For each line below, print it again exactly as shown.

============

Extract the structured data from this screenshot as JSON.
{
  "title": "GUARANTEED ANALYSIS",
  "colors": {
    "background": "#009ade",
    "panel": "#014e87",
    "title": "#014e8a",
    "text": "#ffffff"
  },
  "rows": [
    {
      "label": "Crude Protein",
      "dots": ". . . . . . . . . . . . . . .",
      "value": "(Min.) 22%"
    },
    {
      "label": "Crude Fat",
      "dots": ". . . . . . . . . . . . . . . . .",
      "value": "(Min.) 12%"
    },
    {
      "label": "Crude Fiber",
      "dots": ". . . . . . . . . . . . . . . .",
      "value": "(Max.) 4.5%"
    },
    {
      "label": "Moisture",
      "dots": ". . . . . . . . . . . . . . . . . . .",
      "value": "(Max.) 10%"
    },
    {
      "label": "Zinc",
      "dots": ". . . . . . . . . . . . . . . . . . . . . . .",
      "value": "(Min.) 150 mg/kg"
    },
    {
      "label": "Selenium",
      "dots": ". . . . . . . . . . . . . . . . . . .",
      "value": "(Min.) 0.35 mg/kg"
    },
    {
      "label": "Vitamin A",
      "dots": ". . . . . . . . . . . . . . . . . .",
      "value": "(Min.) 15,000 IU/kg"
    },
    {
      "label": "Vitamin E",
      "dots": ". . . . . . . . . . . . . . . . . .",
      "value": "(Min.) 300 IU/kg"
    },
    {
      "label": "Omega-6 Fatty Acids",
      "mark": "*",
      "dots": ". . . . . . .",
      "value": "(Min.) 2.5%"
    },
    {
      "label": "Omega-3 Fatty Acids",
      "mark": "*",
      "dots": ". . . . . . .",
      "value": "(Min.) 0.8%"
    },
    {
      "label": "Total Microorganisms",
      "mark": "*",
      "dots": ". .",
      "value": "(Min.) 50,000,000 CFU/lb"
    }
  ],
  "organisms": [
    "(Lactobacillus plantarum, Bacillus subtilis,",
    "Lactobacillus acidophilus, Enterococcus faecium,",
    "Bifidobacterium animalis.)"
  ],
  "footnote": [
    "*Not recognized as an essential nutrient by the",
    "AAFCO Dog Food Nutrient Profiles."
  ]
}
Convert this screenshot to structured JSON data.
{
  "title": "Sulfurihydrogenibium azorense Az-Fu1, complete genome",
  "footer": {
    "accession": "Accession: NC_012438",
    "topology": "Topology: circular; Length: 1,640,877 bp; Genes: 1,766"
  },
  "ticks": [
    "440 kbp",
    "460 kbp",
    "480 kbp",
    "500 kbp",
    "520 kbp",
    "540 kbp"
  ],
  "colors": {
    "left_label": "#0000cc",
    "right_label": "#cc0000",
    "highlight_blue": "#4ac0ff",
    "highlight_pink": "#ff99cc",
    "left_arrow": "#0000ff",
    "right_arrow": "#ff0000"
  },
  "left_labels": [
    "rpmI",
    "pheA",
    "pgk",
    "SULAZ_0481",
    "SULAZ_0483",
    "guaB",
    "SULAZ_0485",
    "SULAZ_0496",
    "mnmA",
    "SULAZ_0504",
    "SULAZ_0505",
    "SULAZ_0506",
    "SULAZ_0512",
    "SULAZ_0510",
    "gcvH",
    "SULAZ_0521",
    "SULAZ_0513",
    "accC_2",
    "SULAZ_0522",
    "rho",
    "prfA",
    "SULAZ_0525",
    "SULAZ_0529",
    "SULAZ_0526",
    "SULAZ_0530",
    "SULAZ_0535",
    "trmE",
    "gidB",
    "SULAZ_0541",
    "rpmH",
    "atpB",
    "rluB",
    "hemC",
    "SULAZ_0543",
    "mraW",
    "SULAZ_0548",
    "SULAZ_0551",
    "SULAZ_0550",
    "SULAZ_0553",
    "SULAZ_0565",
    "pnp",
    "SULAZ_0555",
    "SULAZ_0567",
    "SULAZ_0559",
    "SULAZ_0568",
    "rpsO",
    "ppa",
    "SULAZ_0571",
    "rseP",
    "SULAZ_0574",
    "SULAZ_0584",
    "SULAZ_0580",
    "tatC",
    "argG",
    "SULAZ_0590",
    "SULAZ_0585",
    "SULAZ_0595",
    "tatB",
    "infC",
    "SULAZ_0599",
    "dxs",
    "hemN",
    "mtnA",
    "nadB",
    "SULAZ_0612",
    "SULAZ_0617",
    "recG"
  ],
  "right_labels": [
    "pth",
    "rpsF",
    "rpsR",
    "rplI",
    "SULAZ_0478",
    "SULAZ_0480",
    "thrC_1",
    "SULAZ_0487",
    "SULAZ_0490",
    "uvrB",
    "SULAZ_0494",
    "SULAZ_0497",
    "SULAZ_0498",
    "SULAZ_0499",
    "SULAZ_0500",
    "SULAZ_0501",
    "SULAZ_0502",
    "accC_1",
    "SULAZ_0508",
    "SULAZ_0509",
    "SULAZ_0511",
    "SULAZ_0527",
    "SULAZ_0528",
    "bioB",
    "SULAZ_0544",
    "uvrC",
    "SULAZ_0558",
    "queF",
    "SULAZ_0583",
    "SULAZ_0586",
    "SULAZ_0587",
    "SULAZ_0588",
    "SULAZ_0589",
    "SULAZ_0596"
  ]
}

============

EXPECTED OUTPUT -
Extract the structured data from this screenshot as JSON.
{
  "title": "GUARANTEED ANALYSIS",
  "colors": {
    "background": "#009ade",
    "panel": "#014e87",
    "title": "#014e8a",
    "text": "#ffffff"
  },
  "rows": [
    {
      "label": "Crude Protein",
      "dots": ". . . . . . . . . . . . . . .",
      "value": "(Min.) 22%"
    },
    {
      "label": "Crude Fat",
      "dots": ". . . . . . . . . . . . . . . . .",
      "value": "(Min.) 12%"
    },
    {
      "label": "Crude Fiber",
      "dots": ". . . . . . . . . . . . . . . .",
      "value": "(Max.) 4.5%"
    },
    {
      "label": "Moisture",
      "dots": ". . . . . . . . . . . . . . . . . . .",
      "value": "(Max.) 10%"
    },
    {
      "label": "Zinc",
      "dots": ". . . . . . . . . . . . . . . . . . . . . . .",
      "value": "(Min.) 150 mg/kg"
    },
    {
      "label": "Selenium",
      "dots": ". . . . . . . . . . . . . . . . . . .",
      "value": "(Min.) 0.35 mg/kg"
    },
    {
      "label": "Vitamin A",
      "dots": ". . . . . . . . . . . . . . . . . .",
      "value": "(Min.) 15,000 IU/kg"
    },
    {
      "label": "Vitamin E",
      "dots": ". . . . . . . . . . . . . . . . . .",
      "value": "(Min.) 300 IU/kg"
    },
    {
      "label": "Omega-6 Fatty Acids",
      "mark": "*",
      "dots": ". . . . . . .",
      "value": "(Min.) 2.5%"
    },
    {
      "label": "Omega-3 Fatty Acids",
      "mark": "*",
      "dots": ". . . . . . .",
      "value": "(Min.) 0.8%"
    },
    {
      "label": "Total Microorganisms",
      "mark": "*",
      "dots": ". .",
      "value": "(Min.) 50,000,000 CFU/lb"
    }
  ],
  "organisms": [
    "(Lactobacillus plantarum, Bacillus subtilis,",
    "Lactobacillus acidophilus, Enterococcus faecium,",
    "Bifidobacterium animalis.)"
  ],
  "footnote": [
    "*Not recognized as an essential nutrient by the",
    "AAFCO Dog Food Nutrient Profiles."
  ]
}
Convert this screenshot to structured JSON data.
{
  "title": "Sulfurihydrogenibium azorense Az-Fu1, complete genome",
  "footer": {
    "accession": "Accession: NC_012438",
    "topology": "Topology: circular; Length: 1,640,877 bp; Genes: 1,766"
  },
  "ticks": [
    "440 kbp",
    "460 kbp",
    "480 kbp",
    "500 kbp",
    "520 kbp",
    "540 kbp"
  ],
  "colors": {
    "left_label": "#0000cc",
    "right_label": "#cc0000",
    "highlight_blue": "#4ac0ff",
    "highlight_pink": "#ff99cc",
    "left_arrow": "#0000ff",
    "right_arrow": "#ff0000"
  },
  "left_labels": [
    "rpmI",
    "pheA",
    "pgk",
    "SULAZ_0481",
    "SULAZ_0483",
    "guaB",
    "SULAZ_0485",
    "SULAZ_0496",
    "mnmA",
    "SULAZ_0504",
    "SULAZ_0505",
    "SULAZ_0506",
    "SULAZ_0512",
    "SULAZ_0510",
    "gcvH",
    "SULAZ_0521",
    "SULAZ_0513",
    "accC_2",
    "SULAZ_0522",
    "rho",
    "prfA",
    "SULAZ_0525",
    "SULAZ_0529",
    "SULAZ_0526",
    "SULAZ_0530",
    "SULAZ_0535",
    "trmE",
    "gidB",
    "SULAZ_0541",
    "rpmH",
    "atpB",
    "rluB",
    "hemC",
    "SULAZ_0543",
    "mraW",
    "SULAZ_0548",
    "SULAZ_0551",
    "SULAZ_0550",
    "SULAZ_0553",
    "SULAZ_0565",
    "pnp",
    "SULAZ_0555",
    "SULAZ_0567",
    "SULAZ_0559",
    "SULAZ_0568",
    "rpsO",
    "ppa",
    "SULAZ_0571",
    "rseP",
    "SULAZ_0574",
    "SULAZ_0584",
    "SULAZ_0580",
    "tatC",
    "argG",
    "SULAZ_0590",
    "SULAZ_0585",
    "SULAZ_0595",
    "tatB",
    "infC",
    "SULAZ_0599",
    "dxs",
    "hemN",
    "mtnA",
    "nadB",
    "SULAZ_0612",
    "SULAZ_0617",
    "recG"
  ],
  "right_labels": [
    "pth",
    "rpsF",
    "rpsR",
    "rplI",
    "SULAZ_0478",
    "SULAZ_0480",
    "thrC_1",
    "SULAZ_0487",
    "SULAZ_0490",
    "uvrB",
    "SULAZ_0494",
    "SULAZ_0497",
    "SULAZ_0498",
    "SULAZ_0499",
    "SULAZ_0500",
    "SULAZ_0501",
    "SULAZ_0502",
    "accC_1",
    "SULAZ_0508",
    "SULAZ_0509",
    "SULAZ_0511",
    "SULAZ_0527",
    "SULAZ_0528",
    "bioB",
    "SULAZ_0544",
    "uvrC",
    "SULAZ_0558",
    "queF",
    "SULAZ_0583",
    "SULAZ_0586",
    "SULAZ_0587",
    "SULAZ_0588",
    "SULAZ_0589",
    "SULAZ_0596"
  ]
}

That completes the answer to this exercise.